### SUPPLIED DATA

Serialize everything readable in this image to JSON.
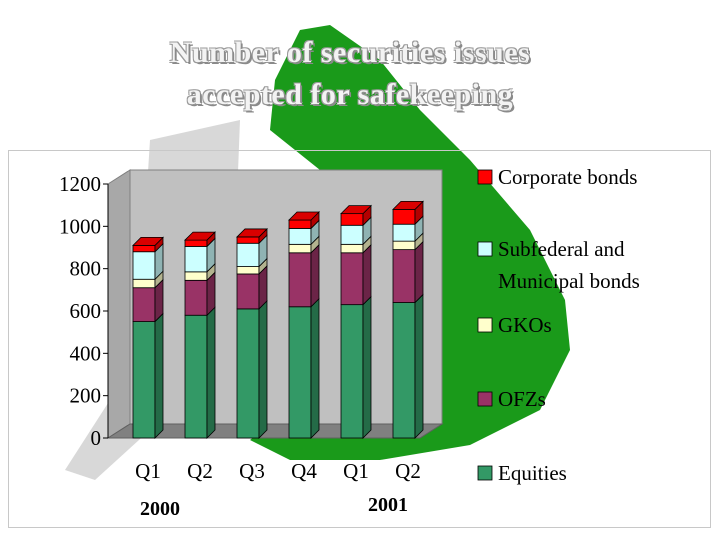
{
  "title_line1": "Number of securities issues",
  "title_line2": "accepted for safekeeping",
  "year_labels": [
    "2000",
    "2001"
  ],
  "colors": {
    "Equities": "#339966",
    "OFZs": "#993366",
    "GKOs": "#ffffcc",
    "Subfederal and Municipal bonds": "#ccffff",
    "Corporate bonds": "#ff0000",
    "background_shape": "#1a9a1a",
    "plot_wall": "#c0c0c0"
  },
  "chart_data": {
    "type": "bar",
    "stacked": true,
    "three_d": true,
    "title": "Number of securities issues accepted for safekeeping",
    "xlabel": "",
    "ylabel": "",
    "categories": [
      "Q1",
      "Q2",
      "Q3",
      "Q4",
      "Q1",
      "Q2"
    ],
    "category_years": [
      "2000",
      "2000",
      "2000",
      "2000",
      "2001",
      "2001"
    ],
    "ylim": [
      0,
      1200
    ],
    "yticks": [
      0,
      200,
      400,
      600,
      800,
      1000,
      1200
    ],
    "grid": false,
    "legend_position": "right",
    "legend": [
      {
        "name": "Corporate bonds",
        "lines": [
          "Corporate bonds"
        ]
      },
      {
        "name": "Subfederal and Municipal bonds",
        "lines": [
          "Subfederal and",
          "Municipal bonds"
        ]
      },
      {
        "name": "GKOs",
        "lines": [
          "GKOs"
        ]
      },
      {
        "name": "OFZs",
        "lines": [
          "OFZs"
        ]
      },
      {
        "name": "Equities",
        "lines": [
          "Equities"
        ]
      }
    ],
    "series": [
      {
        "name": "Equities",
        "values": [
          550,
          580,
          610,
          620,
          630,
          640
        ]
      },
      {
        "name": "OFZs",
        "values": [
          160,
          165,
          165,
          255,
          245,
          250
        ]
      },
      {
        "name": "GKOs",
        "values": [
          40,
          40,
          35,
          40,
          40,
          40
        ]
      },
      {
        "name": "Subfederal and Municipal bonds",
        "values": [
          130,
          120,
          110,
          75,
          90,
          80
        ]
      },
      {
        "name": "Corporate bonds",
        "values": [
          30,
          30,
          30,
          40,
          55,
          70
        ]
      }
    ]
  }
}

### GIVEN TASK
Reproduce every entry exactly, but omit each picture.

### RESPONSE TO THE TASK
Serialize everything readable in this image to JSON.
{
  "title_line1": "Number of securities issues",
  "title_line2": "accepted for safekeeping",
  "year_labels": [
    "2000",
    "2001"
  ],
  "colors": {
    "Equities": "#339966",
    "OFZs": "#993366",
    "GKOs": "#ffffcc",
    "Subfederal and Municipal bonds": "#ccffff",
    "Corporate bonds": "#ff0000",
    "background_shape": "#1a9a1a",
    "plot_wall": "#c0c0c0"
  },
  "chart_data": {
    "type": "bar",
    "stacked": true,
    "three_d": true,
    "title": "Number of securities issues accepted for safekeeping",
    "xlabel": "",
    "ylabel": "",
    "categories": [
      "Q1",
      "Q2",
      "Q3",
      "Q4",
      "Q1",
      "Q2"
    ],
    "category_years": [
      "2000",
      "2000",
      "2000",
      "2000",
      "2001",
      "2001"
    ],
    "ylim": [
      0,
      1200
    ],
    "yticks": [
      0,
      200,
      400,
      600,
      800,
      1000,
      1200
    ],
    "grid": false,
    "legend_position": "right",
    "legend": [
      {
        "name": "Corporate bonds",
        "lines": [
          "Corporate bonds"
        ]
      },
      {
        "name": "Subfederal and Municipal bonds",
        "lines": [
          "Subfederal and",
          "Municipal bonds"
        ]
      },
      {
        "name": "GKOs",
        "lines": [
          "GKOs"
        ]
      },
      {
        "name": "OFZs",
        "lines": [
          "OFZs"
        ]
      },
      {
        "name": "Equities",
        "lines": [
          "Equities"
        ]
      }
    ],
    "series": [
      {
        "name": "Equities",
        "values": [
          550,
          580,
          610,
          620,
          630,
          640
        ]
      },
      {
        "name": "OFZs",
        "values": [
          160,
          165,
          165,
          255,
          245,
          250
        ]
      },
      {
        "name": "GKOs",
        "values": [
          40,
          40,
          35,
          40,
          40,
          40
        ]
      },
      {
        "name": "Subfederal and Municipal bonds",
        "values": [
          130,
          120,
          110,
          75,
          90,
          80
        ]
      },
      {
        "name": "Corporate bonds",
        "values": [
          30,
          30,
          30,
          40,
          55,
          70
        ]
      }
    ]
  }
}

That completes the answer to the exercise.